- _Task to complete_:
Can you reproduce the data beneath, keeping every line exact?

- _Records_:
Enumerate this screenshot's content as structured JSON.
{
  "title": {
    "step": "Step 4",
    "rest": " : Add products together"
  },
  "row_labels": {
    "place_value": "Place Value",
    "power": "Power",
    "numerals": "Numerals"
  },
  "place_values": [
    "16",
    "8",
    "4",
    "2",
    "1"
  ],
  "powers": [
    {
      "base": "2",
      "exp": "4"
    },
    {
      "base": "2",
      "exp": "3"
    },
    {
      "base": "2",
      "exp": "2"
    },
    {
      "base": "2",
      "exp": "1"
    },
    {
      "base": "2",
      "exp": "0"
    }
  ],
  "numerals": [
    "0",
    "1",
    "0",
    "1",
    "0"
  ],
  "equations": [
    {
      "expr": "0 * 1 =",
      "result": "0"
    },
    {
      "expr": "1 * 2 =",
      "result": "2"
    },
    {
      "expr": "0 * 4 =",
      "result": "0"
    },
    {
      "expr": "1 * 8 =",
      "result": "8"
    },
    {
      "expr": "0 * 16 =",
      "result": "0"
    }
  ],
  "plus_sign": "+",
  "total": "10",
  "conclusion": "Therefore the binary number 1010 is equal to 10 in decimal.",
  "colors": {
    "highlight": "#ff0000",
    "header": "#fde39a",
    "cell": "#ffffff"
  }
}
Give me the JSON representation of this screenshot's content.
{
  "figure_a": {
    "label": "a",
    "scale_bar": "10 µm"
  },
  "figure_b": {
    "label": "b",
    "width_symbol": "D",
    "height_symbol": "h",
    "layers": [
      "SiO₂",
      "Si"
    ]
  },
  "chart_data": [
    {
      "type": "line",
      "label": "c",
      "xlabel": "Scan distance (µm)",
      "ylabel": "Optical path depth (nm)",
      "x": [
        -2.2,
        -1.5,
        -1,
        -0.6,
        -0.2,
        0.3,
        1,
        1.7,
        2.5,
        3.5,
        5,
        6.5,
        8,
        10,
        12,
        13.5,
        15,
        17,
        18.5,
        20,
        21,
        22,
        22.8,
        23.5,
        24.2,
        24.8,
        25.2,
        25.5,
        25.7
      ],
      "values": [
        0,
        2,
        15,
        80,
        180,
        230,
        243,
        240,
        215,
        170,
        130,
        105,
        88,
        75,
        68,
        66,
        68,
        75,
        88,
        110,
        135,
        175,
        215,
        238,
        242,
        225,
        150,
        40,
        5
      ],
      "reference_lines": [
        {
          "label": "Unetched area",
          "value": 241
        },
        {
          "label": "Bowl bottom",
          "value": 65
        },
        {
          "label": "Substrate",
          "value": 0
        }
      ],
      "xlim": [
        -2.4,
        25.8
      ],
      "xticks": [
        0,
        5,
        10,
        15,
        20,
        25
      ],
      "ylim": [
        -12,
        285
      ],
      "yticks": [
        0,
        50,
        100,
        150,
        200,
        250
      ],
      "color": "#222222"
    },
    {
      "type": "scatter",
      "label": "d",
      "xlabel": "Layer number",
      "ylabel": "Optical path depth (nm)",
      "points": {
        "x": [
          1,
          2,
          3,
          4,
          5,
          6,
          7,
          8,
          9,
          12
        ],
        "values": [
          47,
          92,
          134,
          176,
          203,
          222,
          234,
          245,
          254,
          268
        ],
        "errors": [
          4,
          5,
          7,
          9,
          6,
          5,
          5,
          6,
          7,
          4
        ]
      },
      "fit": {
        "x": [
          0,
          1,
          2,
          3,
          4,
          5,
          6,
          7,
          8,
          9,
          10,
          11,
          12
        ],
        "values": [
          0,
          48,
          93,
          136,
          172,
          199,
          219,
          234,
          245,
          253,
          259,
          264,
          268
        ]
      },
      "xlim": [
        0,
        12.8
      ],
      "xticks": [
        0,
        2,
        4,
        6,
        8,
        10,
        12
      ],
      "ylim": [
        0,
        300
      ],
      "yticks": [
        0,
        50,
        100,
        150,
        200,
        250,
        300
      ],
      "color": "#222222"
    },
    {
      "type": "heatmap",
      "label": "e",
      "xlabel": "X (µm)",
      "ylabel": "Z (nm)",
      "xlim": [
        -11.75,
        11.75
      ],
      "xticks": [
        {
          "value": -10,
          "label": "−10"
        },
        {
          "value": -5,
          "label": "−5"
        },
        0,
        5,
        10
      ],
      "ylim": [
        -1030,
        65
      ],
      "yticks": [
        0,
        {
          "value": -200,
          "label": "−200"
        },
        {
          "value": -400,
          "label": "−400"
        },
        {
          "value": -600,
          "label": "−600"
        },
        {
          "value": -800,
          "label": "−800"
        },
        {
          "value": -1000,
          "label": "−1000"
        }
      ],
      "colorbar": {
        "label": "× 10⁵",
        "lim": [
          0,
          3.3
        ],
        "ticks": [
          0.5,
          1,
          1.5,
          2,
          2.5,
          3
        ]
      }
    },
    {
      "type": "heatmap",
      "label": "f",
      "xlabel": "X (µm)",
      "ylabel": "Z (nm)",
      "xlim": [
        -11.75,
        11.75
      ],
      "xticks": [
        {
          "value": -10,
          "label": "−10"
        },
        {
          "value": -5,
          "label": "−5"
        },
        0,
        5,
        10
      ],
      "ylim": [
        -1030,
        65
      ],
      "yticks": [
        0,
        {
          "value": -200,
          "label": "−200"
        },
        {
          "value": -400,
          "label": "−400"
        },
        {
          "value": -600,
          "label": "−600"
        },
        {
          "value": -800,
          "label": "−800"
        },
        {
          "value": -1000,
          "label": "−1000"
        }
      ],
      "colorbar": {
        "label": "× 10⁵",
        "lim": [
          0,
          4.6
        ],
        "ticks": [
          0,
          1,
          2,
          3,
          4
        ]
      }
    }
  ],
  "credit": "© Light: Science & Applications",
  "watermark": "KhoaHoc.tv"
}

- _Written answer_:
Enumerate this screenshot's content as structured JSON.
{
  "title": {
    "step": "Step 4",
    "rest": " : Add products together"
  },
  "row_labels": {
    "place_value": "Place Value",
    "power": "Power",
    "numerals": "Numerals"
  },
  "place_values": [
    "16",
    "8",
    "4",
    "2",
    "1"
  ],
  "powers": [
    {
      "base": "2",
      "exp": "4"
    },
    {
      "base": "2",
      "exp": "3"
    },
    {
      "base": "2",
      "exp": "2"
    },
    {
      "base": "2",
      "exp": "1"
    },
    {
      "base": "2",
      "exp": "0"
    }
  ],
  "numerals": [
    "0",
    "1",
    "0",
    "1",
    "0"
  ],
  "equations": [
    {
      "expr": "0 * 1 =",
      "result": "0"
    },
    {
      "expr": "1 * 2 =",
      "result": "2"
    },
    {
      "expr": "0 * 4 =",
      "result": "0"
    },
    {
      "expr": "1 * 8 =",
      "result": "8"
    },
    {
      "expr": "0 * 16 =",
      "result": "0"
    }
  ],
  "plus_sign": "+",
  "total": "10",
  "conclusion": "Therefore the binary number 1010 is equal to 10 in decimal.",
  "colors": {
    "highlight": "#ff0000",
    "header": "#fde39a",
    "cell": "#ffffff"
  }
}
Give me the JSON representation of this screenshot's content.
{
  "figure_a": {
    "label": "a",
    "scale_bar": "10 µm"
  },
  "figure_b": {
    "label": "b",
    "width_symbol": "D",
    "height_symbol": "h",
    "layers": [
      "SiO₂",
      "Si"
    ]
  },
  "chart_data": [
    {
      "type": "line",
      "label": "c",
      "xlabel": "Scan distance (µm)",
      "ylabel": "Optical path depth (nm)",
      "x": [
        -2.2,
        -1.5,
        -1,
        -0.6,
        -0.2,
        0.3,
        1,
        1.7,
        2.5,
        3.5,
        5,
        6.5,
        8,
        10,
        12,
        13.5,
        15,
        17,
        18.5,
        20,
        21,
        22,
        22.8,
        23.5,
        24.2,
        24.8,
        25.2,
        25.5,
        25.7
      ],
      "values": [
        0,
        2,
        15,
        80,
        180,
        230,
        243,
        240,
        215,
        170,
        130,
        105,
        88,
        75,
        68,
        66,
        68,
        75,
        88,
        110,
        135,
        175,
        215,
        238,
        242,
        225,
        150,
        40,
        5
      ],
      "reference_lines": [
        {
          "label": "Unetched area",
          "value": 241
        },
        {
          "label": "Bowl bottom",
          "value": 65
        },
        {
          "label": "Substrate",
          "value": 0
        }
      ],
      "xlim": [
        -2.4,
        25.8
      ],
      "xticks": [
        0,
        5,
        10,
        15,
        20,
        25
      ],
      "ylim": [
        -12,
        285
      ],
      "yticks": [
        0,
        50,
        100,
        150,
        200,
        250
      ],
      "color": "#222222"
    },
    {
      "type": "scatter",
      "label": "d",
      "xlabel": "Layer number",
      "ylabel": "Optical path depth (nm)",
      "points": {
        "x": [
          1,
          2,
          3,
          4,
          5,
          6,
          7,
          8,
          9,
          12
        ],
        "values": [
          47,
          92,
          134,
          176,
          203,
          222,
          234,
          245,
          254,
          268
        ],
        "errors": [
          4,
          5,
          7,
          9,
          6,
          5,
          5,
          6,
          7,
          4
        ]
      },
      "fit": {
        "x": [
          0,
          1,
          2,
          3,
          4,
          5,
          6,
          7,
          8,
          9,
          10,
          11,
          12
        ],
        "values": [
          0,
          48,
          93,
          136,
          172,
          199,
          219,
          234,
          245,
          253,
          259,
          264,
          268
        ]
      },
      "xlim": [
        0,
        12.8
      ],
      "xticks": [
        0,
        2,
        4,
        6,
        8,
        10,
        12
      ],
      "ylim": [
        0,
        300
      ],
      "yticks": [
        0,
        50,
        100,
        150,
        200,
        250,
        300
      ],
      "color": "#222222"
    },
    {
      "type": "heatmap",
      "label": "e",
      "xlabel": "X (µm)",
      "ylabel": "Z (nm)",
      "xlim": [
        -11.75,
        11.75
      ],
      "xticks": [
        {
          "value": -10,
          "label": "−10"
        },
        {
          "value": -5,
          "label": "−5"
        },
        0,
        5,
        10
      ],
      "ylim": [
        -1030,
        65
      ],
      "yticks": [
        0,
        {
          "value": -200,
          "label": "−200"
        },
        {
          "value": -400,
          "label": "−400"
        },
        {
          "value": -600,
          "label": "−600"
        },
        {
          "value": -800,
          "label": "−800"
        },
        {
          "value": -1000,
          "label": "−1000"
        }
      ],
      "colorbar": {
        "label": "× 10⁵",
        "lim": [
          0,
          3.3
        ],
        "ticks": [
          0.5,
          1,
          1.5,
          2,
          2.5,
          3
        ]
      }
    },
    {
      "type": "heatmap",
      "label": "f",
      "xlabel": "X (µm)",
      "ylabel": "Z (nm)",
      "xlim": [
        -11.75,
        11.75
      ],
      "xticks": [
        {
          "value": -10,
          "label": "−10"
        },
        {
          "value": -5,
          "label": "−5"
        },
        0,
        5,
        10
      ],
      "ylim": [
        -1030,
        65
      ],
      "yticks": [
        0,
        {
          "value": -200,
          "label": "−200"
        },
        {
          "value": -400,
          "label": "−400"
        },
        {
          "value": -600,
          "label": "−600"
        },
        {
          "value": -800,
          "label": "−800"
        },
        {
          "value": -1000,
          "label": "−1000"
        }
      ],
      "colorbar": {
        "label": "× 10⁵",
        "lim": [
          0,
          4.6
        ],
        "ticks": [
          0,
          1,
          2,
          3,
          4
        ]
      }
    }
  ],
  "credit": "© Light: Science & Applications",
  "watermark": "KhoaHoc.tv"
}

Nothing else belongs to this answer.